Entries supplied >>
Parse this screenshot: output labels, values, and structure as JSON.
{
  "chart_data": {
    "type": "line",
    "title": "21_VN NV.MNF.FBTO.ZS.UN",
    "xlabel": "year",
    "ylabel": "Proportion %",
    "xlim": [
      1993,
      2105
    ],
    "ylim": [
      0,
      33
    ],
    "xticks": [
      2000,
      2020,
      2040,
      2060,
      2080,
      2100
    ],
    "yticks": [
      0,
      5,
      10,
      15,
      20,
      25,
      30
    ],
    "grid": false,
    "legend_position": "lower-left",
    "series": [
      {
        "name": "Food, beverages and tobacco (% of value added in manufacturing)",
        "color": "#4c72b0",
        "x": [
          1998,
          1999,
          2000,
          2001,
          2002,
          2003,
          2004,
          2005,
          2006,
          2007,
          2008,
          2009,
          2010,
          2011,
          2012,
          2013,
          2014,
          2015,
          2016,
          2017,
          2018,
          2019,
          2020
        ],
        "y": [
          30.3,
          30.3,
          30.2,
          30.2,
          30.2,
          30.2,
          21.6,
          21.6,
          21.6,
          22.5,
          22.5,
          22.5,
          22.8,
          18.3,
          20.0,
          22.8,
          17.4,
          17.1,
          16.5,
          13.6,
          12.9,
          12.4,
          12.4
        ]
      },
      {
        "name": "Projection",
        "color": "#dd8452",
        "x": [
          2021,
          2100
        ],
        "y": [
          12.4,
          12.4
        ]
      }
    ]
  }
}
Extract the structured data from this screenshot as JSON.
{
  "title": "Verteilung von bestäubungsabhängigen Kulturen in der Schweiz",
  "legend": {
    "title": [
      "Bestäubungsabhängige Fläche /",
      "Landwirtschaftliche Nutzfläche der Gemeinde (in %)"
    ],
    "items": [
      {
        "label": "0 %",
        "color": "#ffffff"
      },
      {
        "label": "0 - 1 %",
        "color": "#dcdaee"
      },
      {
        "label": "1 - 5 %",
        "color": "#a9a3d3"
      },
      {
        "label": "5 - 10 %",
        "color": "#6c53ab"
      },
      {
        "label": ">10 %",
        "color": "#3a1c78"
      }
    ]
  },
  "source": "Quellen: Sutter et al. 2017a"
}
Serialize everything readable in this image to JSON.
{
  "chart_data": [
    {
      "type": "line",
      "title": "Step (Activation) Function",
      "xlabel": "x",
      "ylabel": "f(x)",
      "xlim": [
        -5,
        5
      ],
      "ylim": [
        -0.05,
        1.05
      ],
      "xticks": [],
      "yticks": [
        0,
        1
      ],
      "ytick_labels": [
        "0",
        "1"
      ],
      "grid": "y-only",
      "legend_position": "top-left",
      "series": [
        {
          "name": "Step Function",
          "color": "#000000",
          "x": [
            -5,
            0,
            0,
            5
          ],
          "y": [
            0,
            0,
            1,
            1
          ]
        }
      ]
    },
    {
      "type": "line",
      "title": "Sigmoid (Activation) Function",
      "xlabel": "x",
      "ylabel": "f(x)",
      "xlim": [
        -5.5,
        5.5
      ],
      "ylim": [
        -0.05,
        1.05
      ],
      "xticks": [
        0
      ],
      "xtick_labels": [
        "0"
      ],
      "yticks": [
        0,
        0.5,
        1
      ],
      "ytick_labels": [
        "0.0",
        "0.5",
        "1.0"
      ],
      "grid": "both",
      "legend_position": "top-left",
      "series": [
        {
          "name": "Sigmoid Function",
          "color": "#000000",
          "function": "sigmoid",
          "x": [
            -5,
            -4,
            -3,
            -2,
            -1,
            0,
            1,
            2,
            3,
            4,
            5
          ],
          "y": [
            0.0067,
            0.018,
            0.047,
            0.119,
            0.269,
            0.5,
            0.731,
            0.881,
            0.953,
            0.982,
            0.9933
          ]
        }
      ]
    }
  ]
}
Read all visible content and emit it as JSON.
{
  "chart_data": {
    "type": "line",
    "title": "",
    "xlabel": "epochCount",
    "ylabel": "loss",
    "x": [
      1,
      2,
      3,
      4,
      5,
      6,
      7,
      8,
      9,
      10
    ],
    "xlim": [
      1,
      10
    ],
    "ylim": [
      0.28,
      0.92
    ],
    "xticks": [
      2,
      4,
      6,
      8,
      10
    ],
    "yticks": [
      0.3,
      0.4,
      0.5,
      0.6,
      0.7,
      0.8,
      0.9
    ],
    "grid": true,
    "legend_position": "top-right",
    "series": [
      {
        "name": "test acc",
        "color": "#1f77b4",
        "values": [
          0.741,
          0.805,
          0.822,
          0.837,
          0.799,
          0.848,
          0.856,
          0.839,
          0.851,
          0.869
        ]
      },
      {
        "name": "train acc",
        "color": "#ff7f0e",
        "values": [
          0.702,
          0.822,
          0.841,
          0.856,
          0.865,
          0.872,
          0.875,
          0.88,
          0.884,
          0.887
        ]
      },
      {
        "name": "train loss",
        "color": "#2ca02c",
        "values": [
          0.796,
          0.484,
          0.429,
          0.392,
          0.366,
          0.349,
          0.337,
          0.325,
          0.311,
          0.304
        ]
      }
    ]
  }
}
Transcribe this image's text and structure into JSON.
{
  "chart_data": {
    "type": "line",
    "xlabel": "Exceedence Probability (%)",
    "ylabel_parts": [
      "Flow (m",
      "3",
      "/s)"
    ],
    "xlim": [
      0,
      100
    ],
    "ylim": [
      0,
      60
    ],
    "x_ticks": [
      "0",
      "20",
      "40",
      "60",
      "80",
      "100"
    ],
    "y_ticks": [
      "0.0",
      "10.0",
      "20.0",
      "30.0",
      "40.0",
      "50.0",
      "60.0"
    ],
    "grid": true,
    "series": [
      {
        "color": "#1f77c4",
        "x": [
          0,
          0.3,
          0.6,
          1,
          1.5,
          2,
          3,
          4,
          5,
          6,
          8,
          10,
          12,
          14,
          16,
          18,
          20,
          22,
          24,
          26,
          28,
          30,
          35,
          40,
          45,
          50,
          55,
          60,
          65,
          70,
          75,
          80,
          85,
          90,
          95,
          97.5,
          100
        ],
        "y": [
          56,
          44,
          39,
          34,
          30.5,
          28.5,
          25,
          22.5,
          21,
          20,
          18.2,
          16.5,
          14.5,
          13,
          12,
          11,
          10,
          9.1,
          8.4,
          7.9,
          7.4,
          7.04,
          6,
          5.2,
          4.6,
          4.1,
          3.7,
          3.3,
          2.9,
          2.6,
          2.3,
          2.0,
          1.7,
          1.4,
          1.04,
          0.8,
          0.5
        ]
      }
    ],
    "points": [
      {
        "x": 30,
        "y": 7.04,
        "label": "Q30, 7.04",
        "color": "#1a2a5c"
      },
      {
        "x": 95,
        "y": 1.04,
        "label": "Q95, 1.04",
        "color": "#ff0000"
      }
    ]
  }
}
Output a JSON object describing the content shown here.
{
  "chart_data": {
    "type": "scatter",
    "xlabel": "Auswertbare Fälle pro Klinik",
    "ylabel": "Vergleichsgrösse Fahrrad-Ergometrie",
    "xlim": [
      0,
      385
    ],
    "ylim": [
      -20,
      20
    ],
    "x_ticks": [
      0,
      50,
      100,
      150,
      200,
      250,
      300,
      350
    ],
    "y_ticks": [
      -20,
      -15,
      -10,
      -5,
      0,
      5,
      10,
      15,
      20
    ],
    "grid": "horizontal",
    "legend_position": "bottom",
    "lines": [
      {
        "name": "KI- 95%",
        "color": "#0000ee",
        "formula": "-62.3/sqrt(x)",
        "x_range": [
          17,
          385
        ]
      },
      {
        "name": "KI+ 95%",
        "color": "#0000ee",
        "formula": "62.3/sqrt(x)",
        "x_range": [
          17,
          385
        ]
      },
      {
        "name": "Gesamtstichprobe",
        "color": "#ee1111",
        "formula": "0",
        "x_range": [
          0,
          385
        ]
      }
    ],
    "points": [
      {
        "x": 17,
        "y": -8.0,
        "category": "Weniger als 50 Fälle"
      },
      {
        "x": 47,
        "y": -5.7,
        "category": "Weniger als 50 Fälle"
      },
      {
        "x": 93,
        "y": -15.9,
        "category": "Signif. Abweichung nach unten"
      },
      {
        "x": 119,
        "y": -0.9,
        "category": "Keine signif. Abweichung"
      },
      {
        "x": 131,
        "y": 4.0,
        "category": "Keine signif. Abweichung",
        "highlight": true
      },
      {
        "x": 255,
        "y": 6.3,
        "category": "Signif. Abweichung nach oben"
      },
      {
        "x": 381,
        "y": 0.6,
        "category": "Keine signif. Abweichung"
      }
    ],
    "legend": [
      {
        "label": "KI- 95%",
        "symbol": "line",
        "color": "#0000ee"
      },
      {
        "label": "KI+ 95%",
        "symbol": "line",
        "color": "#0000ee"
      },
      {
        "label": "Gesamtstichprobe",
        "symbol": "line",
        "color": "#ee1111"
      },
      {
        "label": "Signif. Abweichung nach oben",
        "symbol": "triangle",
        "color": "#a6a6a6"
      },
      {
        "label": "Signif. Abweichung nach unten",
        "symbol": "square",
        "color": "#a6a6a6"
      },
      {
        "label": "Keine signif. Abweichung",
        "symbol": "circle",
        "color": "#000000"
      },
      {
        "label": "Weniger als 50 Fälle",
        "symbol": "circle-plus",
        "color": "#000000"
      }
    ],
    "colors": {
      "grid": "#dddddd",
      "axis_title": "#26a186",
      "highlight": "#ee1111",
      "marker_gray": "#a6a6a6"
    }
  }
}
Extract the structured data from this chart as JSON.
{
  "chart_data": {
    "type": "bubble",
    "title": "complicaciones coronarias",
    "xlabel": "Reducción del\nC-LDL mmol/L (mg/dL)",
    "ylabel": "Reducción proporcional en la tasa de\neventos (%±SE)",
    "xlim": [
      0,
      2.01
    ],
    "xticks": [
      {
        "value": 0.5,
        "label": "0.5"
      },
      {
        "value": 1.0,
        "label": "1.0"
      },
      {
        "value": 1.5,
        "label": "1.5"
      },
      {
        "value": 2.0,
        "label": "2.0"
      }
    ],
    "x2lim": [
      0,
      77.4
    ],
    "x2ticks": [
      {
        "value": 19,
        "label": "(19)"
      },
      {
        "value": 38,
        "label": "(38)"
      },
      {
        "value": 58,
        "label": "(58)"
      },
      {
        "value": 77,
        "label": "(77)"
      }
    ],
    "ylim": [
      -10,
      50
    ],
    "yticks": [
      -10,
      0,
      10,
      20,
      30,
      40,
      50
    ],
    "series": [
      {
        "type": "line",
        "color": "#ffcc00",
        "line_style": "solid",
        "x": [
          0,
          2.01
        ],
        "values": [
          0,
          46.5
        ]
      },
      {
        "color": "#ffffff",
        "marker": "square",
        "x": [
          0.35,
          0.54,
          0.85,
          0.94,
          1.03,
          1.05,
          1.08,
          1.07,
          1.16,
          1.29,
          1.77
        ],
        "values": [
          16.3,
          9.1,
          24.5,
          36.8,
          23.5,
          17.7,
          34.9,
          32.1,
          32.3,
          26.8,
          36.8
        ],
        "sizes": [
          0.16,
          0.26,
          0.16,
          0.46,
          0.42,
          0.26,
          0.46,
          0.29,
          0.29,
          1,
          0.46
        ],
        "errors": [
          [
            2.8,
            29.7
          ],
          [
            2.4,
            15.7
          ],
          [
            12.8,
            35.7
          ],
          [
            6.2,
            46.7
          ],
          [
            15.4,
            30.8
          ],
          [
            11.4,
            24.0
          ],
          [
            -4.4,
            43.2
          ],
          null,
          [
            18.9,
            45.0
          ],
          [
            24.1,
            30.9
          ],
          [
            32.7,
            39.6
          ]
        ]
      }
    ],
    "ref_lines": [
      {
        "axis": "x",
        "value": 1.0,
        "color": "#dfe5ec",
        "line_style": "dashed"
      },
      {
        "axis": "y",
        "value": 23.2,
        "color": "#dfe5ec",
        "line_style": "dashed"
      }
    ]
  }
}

What is asked >> Scan the lines for the string "Abweichung". Copy out each line that matches.

Task response >>
        "category": "Signif. Abweichung nach unten"
        "category": "Keine signif. Abweichung"
        "category": "Keine signif. Abweichung",
        "category": "Signif. Abweichung nach oben"
        "category": "Keine signif. Abweichung"
        "label": "Signif. Abweichung nach oben",
        "label": "Signif. Abweichung nach unten",
        "label": "Keine signif. Abweichung",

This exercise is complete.